*Task details*:
Pictures aside, write out every record exactly as it appears.

*Given entries*:

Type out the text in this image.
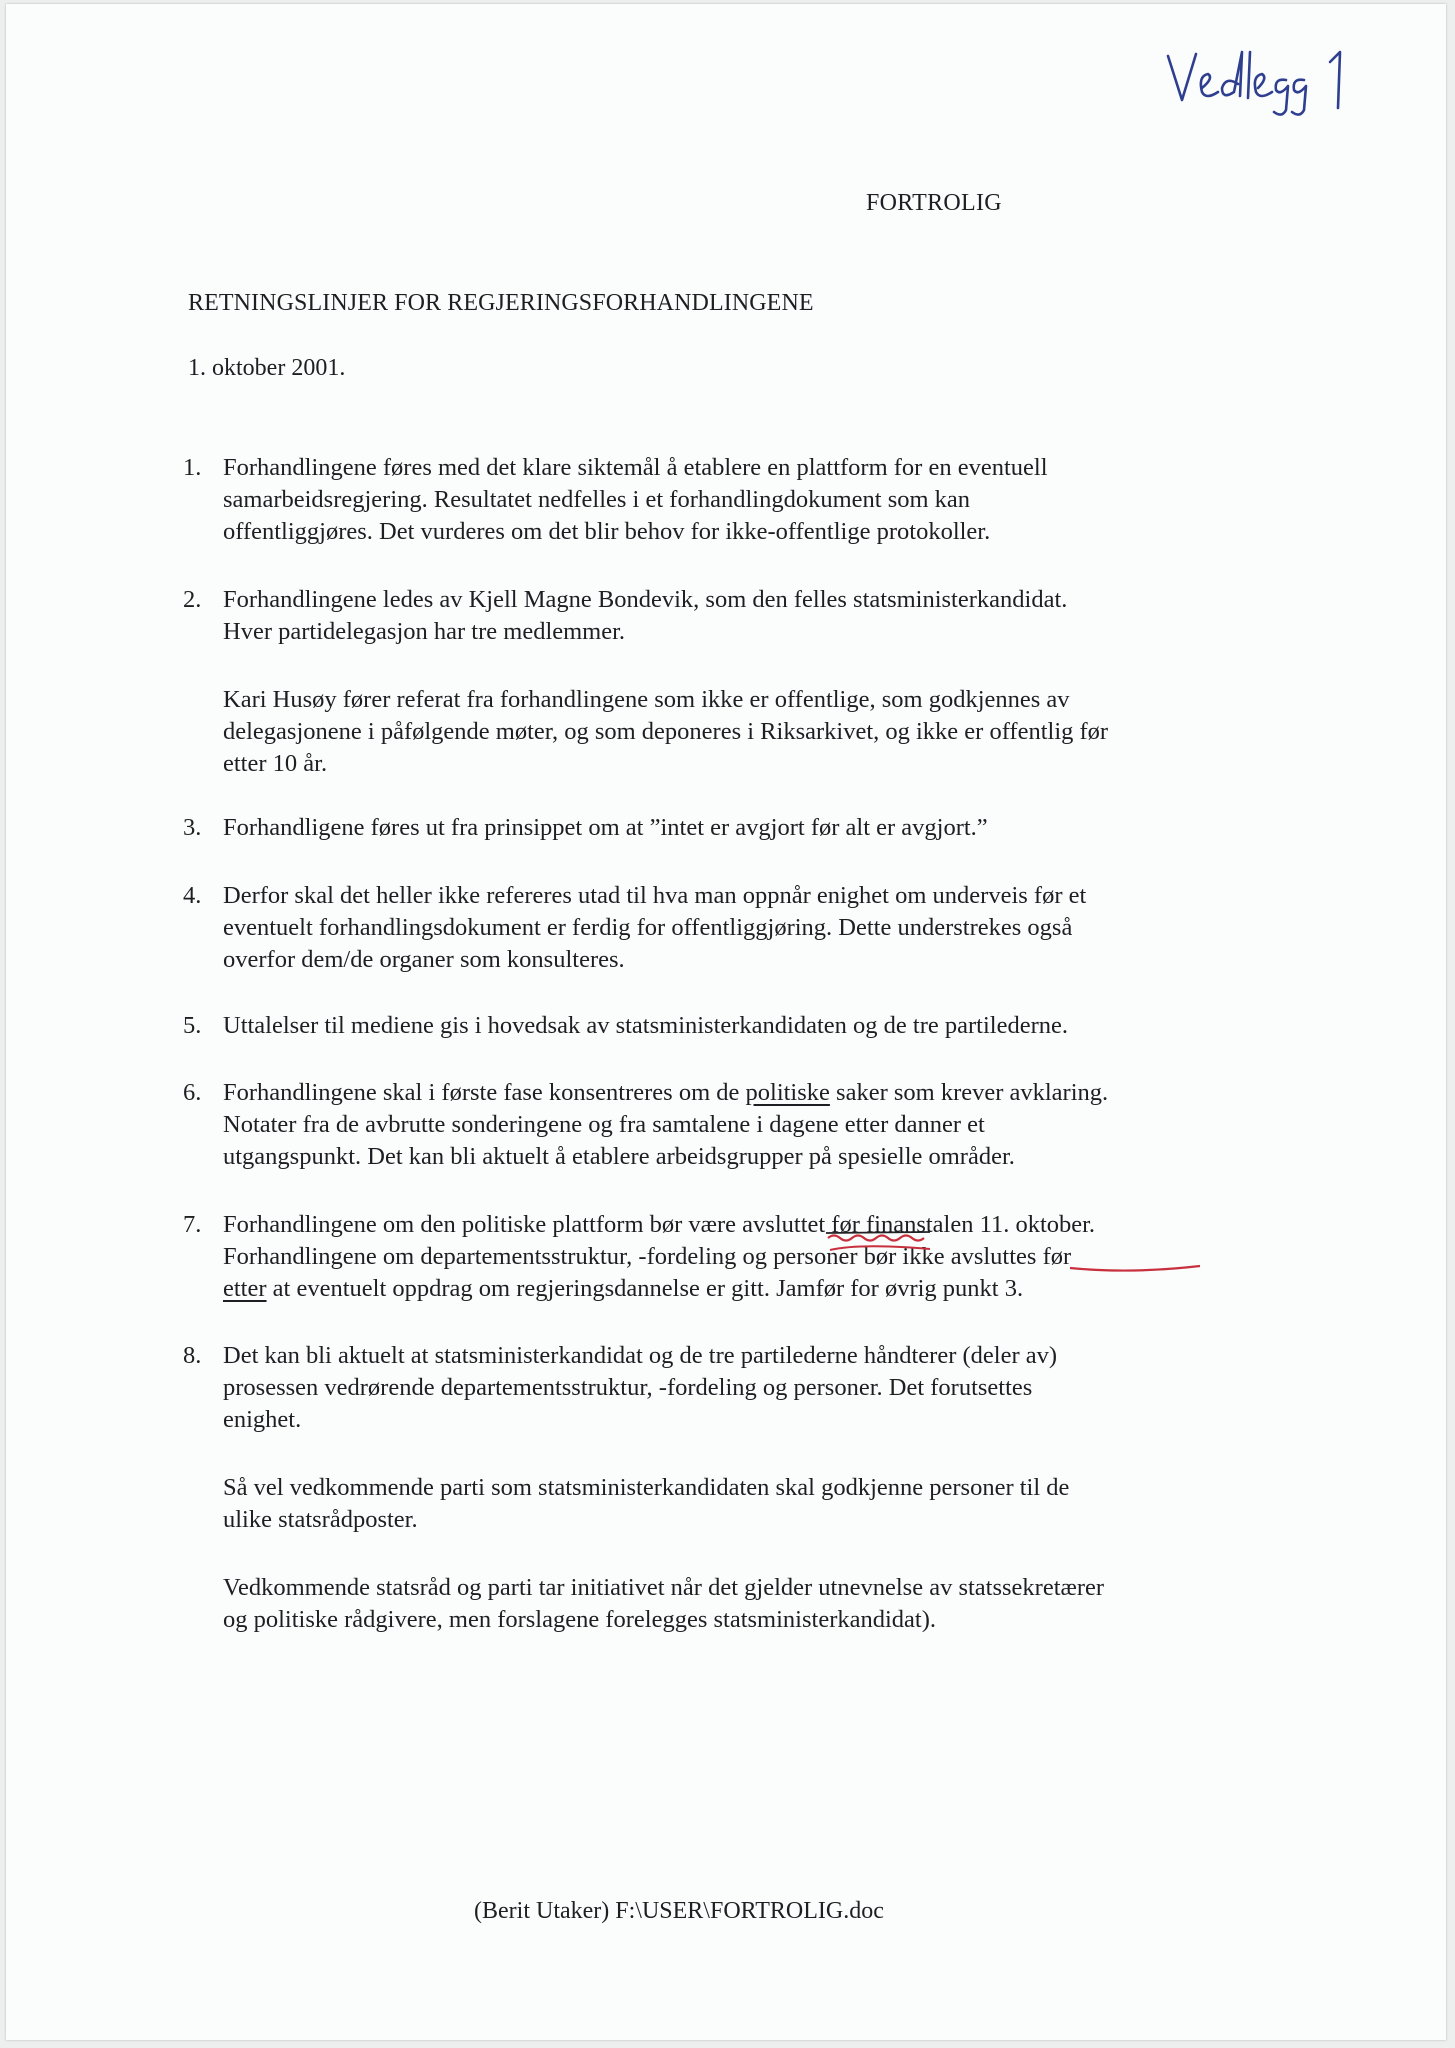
FORTROLIG
RETNINGSLINJER FOR REGJERINGSFORHANDLINGENE
1. oktober 2001.
1. Forhandlingene føres med det klare siktemål å etablere en plattform for en eventuell
samarbeidsregjering. Resultatet nedfelles i et forhandlingdokument som kan
offentliggjøres. Det vurderes om det blir behov for ikke-offentlige protokoller.
2. Forhandlingene ledes av Kjell Magne Bondevik, som den felles statsministerkandidat.
Hver partidelegasjon har tre medlemmer.
Kari Husøy fører referat fra forhandlingene som ikke er offentlige, som godkjennes av
delegasjonene i påfølgende møter, og som deponeres i Riksarkivet, og ikke er offentlig før
etter 10 år.
3. Forhandligene føres ut fra prinsippet om at ”intet er avgjort før alt er avgjort.”
4. Derfor skal det heller ikke refereres utad til hva man oppnår enighet om underveis før et
eventuelt forhandlingsdokument er ferdig for offentliggjøring. Dette understrekes også
overfor dem/de organer som konsulteres.
5. Uttalelser til mediene gis i hovedsak av statsministerkandidaten og de tre partilederne.
6. Forhandlingene skal i første fase konsentreres om de politiske saker som krever avklaring.
Notater fra de avbrutte sonderingene og fra samtalene i dagene etter danner et
utgangspunkt. Det kan bli aktuelt å etablere arbeidsgrupper på spesielle områder.
7. Forhandlingene om den politiske plattform bør være avsluttet før finanstalen 11. oktober.
Forhandlingene om departementsstruktur, -fordeling og personer bør ikke avsluttes før
etter at eventuelt oppdrag om regjeringsdannelse er gitt. Jamfør for øvrig punkt 3.
8. Det kan bli aktuelt at statsministerkandidat og de tre partilederne håndterer (deler av)
prosessen vedrørende departementsstruktur, -fordeling og personer. Det forutsettes
enighet.
Så vel vedkommende parti som statsministerkandidaten skal godkjenne personer til de
ulike statsrådposter.
Vedkommende statsråd og parti tar initiativet når det gjelder utnevnelse av statssekretærer
og politiske rådgivere, men forslagene forelegges statsministerkandidat).
(Berit Utaker) F:\USER\FORTROLIG.doc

*Solution for this problem*:
Type out the text in this image.
FORTROLIG
RETNINGSLINJER FOR REGJERINGSFORHANDLINGENE
1. oktober 2001.
1. Forhandlingene føres med det klare siktemål å etablere en plattform for en eventuell
samarbeidsregjering. Resultatet nedfelles i et forhandlingdokument som kan
offentliggjøres. Det vurderes om det blir behov for ikke-offentlige protokoller.
2. Forhandlingene ledes av Kjell Magne Bondevik, som den felles statsministerkandidat.
Hver partidelegasjon har tre medlemmer.
Kari Husøy fører referat fra forhandlingene som ikke er offentlige, som godkjennes av
delegasjonene i påfølgende møter, og som deponeres i Riksarkivet, og ikke er offentlig før
etter 10 år.
3. Forhandligene føres ut fra prinsippet om at ”intet er avgjort før alt er avgjort.”
4. Derfor skal det heller ikke refereres utad til hva man oppnår enighet om underveis før et
eventuelt forhandlingsdokument er ferdig for offentliggjøring. Dette understrekes også
overfor dem/de organer som konsulteres.
5. Uttalelser til mediene gis i hovedsak av statsministerkandidaten og de tre partilederne.
6. Forhandlingene skal i første fase konsentreres om de politiske saker som krever avklaring.
Notater fra de avbrutte sonderingene og fra samtalene i dagene etter danner et
utgangspunkt. Det kan bli aktuelt å etablere arbeidsgrupper på spesielle områder.
7. Forhandlingene om den politiske plattform bør være avsluttet før finanstalen 11. oktober.
Forhandlingene om departementsstruktur, -fordeling og personer bør ikke avsluttes før
etter at eventuelt oppdrag om regjeringsdannelse er gitt. Jamfør for øvrig punkt 3.
8. Det kan bli aktuelt at statsministerkandidat og de tre partilederne håndterer (deler av)
prosessen vedrørende departementsstruktur, -fordeling og personer. Det forutsettes
enighet.
Så vel vedkommende parti som statsministerkandidaten skal godkjenne personer til de
ulike statsrådposter.
Vedkommende statsråd og parti tar initiativet når det gjelder utnevnelse av statssekretærer
og politiske rådgivere, men forslagene forelegges statsministerkandidat).
(Berit Utaker) F:\USER\FORTROLIG.doc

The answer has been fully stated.